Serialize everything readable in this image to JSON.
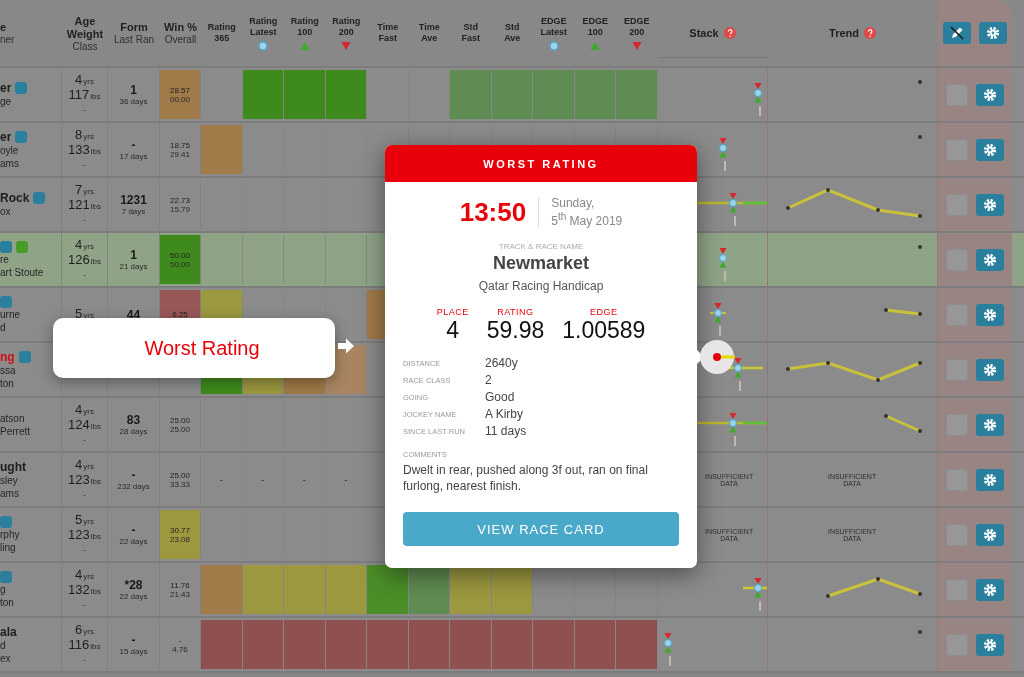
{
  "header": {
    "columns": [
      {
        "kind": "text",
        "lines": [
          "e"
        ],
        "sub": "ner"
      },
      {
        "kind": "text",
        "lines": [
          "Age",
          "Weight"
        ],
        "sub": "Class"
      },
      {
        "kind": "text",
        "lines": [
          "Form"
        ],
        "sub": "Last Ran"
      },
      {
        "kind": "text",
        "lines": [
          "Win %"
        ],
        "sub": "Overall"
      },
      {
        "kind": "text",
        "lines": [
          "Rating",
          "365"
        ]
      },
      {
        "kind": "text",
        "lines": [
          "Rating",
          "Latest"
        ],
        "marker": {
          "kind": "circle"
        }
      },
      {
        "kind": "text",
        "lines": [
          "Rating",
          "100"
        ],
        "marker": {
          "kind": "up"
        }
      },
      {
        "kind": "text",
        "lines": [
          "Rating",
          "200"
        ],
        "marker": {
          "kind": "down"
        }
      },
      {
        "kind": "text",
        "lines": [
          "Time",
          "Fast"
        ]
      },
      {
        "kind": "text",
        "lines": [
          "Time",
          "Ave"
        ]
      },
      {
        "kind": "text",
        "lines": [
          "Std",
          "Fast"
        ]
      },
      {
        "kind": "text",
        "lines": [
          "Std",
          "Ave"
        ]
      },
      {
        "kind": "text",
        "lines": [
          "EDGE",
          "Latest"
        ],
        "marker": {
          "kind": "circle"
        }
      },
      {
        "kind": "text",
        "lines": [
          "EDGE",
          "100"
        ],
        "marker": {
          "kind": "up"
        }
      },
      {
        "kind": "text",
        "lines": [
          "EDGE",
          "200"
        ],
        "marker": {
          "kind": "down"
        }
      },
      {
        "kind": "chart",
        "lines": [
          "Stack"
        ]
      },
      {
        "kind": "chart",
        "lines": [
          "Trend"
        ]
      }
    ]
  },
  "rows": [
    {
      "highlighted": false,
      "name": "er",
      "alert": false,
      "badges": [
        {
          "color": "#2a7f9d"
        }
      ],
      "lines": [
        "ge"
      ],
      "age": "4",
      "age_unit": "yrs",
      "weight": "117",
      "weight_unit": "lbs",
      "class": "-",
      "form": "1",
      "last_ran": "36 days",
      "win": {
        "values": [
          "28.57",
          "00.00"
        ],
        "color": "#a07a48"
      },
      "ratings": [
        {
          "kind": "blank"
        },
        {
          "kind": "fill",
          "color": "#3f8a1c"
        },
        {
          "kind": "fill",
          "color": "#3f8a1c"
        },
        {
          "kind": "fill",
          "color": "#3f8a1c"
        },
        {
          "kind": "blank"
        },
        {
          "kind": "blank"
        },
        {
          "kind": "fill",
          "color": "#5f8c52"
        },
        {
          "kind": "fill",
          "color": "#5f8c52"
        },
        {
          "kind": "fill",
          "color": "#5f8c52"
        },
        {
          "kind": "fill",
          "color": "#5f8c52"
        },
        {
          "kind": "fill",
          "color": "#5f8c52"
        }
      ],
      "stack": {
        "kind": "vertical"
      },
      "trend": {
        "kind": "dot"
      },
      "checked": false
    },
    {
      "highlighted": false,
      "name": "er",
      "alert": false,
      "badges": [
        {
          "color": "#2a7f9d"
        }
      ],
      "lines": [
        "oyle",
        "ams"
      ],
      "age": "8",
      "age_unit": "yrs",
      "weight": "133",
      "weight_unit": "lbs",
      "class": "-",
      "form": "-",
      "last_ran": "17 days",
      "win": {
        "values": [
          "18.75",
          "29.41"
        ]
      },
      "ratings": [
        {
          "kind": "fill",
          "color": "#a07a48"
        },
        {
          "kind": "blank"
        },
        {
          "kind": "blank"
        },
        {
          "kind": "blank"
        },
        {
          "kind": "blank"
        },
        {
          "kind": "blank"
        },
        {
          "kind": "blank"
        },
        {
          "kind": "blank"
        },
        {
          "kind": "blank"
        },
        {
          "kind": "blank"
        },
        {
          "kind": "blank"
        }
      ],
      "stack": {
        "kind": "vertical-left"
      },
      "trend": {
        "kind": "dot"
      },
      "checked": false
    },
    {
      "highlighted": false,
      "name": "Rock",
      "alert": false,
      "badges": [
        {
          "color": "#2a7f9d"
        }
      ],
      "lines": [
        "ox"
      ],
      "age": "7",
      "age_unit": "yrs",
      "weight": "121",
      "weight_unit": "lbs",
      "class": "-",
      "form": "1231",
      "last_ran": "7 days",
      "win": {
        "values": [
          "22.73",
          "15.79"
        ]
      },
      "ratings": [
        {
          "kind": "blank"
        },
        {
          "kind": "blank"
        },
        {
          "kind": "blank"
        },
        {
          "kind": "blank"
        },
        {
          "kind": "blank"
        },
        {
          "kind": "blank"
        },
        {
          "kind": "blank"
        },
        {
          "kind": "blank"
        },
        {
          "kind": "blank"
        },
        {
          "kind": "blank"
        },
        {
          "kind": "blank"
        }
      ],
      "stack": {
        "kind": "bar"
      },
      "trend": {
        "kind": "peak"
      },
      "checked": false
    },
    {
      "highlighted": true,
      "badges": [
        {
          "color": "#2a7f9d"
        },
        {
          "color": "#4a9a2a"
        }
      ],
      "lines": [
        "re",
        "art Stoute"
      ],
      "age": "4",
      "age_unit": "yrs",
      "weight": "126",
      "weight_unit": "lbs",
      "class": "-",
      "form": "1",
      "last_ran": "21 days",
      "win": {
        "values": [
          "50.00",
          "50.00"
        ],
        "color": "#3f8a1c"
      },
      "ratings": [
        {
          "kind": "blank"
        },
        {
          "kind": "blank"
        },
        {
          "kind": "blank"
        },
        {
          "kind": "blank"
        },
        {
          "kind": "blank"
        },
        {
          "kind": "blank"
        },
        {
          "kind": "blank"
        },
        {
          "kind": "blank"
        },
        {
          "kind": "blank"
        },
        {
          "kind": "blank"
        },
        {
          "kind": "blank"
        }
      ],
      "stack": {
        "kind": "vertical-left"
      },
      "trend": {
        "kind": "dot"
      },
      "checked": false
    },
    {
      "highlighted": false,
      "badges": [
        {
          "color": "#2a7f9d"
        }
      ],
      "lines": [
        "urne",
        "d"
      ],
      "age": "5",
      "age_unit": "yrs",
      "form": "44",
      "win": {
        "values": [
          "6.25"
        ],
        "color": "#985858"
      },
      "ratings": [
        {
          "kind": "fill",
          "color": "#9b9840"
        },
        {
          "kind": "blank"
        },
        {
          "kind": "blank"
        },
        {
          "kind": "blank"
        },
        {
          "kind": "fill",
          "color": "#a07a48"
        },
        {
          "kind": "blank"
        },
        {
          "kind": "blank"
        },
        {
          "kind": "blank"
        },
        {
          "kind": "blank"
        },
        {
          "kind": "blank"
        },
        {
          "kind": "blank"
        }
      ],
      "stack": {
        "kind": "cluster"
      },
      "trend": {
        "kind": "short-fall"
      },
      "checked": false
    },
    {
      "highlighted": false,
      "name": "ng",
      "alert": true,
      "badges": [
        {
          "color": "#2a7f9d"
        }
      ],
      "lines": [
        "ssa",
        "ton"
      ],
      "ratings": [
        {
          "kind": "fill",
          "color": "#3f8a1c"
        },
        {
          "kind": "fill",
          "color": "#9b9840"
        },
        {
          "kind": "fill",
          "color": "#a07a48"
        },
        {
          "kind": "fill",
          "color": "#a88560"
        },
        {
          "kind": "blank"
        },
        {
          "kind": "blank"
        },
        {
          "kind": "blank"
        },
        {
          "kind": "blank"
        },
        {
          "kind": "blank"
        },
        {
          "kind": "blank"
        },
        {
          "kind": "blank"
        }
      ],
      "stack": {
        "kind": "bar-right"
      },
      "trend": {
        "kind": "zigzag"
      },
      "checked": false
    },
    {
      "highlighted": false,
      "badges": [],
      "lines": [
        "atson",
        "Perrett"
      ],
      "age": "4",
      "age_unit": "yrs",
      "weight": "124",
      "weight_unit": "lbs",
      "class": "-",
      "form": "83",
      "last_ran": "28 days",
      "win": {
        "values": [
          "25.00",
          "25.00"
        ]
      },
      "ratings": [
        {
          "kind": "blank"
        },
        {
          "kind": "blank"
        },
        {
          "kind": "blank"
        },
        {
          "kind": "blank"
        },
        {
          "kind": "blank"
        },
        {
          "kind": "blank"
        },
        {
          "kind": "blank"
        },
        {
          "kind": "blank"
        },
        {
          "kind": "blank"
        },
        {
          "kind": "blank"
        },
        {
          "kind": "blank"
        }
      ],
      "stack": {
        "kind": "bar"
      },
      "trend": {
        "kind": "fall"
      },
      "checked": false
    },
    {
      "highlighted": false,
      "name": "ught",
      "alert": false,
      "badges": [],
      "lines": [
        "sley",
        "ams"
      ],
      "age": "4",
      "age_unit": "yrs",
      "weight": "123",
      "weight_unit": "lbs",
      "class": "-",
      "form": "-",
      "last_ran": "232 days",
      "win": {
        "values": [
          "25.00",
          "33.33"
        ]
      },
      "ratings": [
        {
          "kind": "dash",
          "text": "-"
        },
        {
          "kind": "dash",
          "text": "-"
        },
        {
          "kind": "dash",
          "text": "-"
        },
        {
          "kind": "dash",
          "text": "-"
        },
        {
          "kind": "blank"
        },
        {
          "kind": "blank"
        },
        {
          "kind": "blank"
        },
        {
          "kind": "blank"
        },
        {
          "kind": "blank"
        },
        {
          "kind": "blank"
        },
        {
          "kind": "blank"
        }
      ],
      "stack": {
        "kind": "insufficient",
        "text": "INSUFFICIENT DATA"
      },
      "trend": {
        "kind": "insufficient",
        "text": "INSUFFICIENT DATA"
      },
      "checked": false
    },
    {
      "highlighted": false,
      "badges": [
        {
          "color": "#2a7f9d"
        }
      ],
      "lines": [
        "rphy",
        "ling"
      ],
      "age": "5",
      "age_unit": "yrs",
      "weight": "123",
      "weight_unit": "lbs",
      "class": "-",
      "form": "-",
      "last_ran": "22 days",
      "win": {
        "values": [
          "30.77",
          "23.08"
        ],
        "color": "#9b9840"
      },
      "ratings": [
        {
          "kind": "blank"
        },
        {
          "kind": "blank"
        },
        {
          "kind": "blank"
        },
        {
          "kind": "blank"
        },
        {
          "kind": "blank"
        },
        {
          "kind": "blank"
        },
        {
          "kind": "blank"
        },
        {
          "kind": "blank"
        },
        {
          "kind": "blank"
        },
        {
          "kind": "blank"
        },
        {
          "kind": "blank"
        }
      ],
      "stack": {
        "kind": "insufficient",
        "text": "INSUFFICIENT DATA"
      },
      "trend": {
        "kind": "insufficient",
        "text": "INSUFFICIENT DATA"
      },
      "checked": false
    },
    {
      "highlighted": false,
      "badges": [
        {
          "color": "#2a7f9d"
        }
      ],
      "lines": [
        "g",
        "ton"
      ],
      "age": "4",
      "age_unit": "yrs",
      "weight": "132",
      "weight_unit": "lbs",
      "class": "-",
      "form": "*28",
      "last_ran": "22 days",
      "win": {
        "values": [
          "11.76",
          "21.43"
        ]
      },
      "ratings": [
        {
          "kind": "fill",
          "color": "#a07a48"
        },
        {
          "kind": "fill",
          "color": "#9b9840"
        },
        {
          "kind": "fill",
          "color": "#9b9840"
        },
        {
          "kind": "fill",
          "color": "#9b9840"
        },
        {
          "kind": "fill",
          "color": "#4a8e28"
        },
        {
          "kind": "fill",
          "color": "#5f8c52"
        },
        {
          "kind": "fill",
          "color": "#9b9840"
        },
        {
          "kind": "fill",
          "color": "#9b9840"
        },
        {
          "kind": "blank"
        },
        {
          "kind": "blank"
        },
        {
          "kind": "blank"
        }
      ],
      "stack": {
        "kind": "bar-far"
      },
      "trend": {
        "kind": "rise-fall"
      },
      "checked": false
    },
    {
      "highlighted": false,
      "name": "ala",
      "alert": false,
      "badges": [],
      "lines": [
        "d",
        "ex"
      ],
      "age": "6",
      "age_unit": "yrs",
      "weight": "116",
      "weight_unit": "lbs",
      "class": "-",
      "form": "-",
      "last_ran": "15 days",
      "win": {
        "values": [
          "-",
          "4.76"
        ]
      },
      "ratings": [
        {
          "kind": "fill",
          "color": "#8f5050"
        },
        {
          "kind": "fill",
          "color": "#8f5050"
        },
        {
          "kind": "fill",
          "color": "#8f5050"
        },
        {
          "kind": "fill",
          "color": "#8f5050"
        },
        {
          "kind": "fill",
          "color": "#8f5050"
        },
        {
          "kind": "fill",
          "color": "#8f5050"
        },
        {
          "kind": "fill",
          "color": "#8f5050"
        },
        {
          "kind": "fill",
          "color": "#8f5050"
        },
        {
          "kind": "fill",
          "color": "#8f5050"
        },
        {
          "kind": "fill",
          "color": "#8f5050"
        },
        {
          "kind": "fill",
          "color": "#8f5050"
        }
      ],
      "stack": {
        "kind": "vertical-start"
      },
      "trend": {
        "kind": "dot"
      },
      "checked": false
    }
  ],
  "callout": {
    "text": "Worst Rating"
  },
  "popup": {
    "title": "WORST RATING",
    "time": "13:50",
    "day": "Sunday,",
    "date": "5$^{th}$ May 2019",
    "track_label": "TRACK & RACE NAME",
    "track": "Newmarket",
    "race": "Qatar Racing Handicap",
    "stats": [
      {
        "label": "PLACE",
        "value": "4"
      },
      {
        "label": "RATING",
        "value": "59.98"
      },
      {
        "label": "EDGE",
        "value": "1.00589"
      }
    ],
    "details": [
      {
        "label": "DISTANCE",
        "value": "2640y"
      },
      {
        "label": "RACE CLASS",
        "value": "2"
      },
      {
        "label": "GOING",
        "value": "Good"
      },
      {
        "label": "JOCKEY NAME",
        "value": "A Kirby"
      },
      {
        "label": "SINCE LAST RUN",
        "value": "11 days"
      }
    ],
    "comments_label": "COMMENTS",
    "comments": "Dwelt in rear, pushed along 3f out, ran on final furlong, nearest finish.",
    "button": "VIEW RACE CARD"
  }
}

- STATED GOAL -
Count the lines of these entries that hold the string "vertical", and give only that number.

- RIGHT ANSWER -
4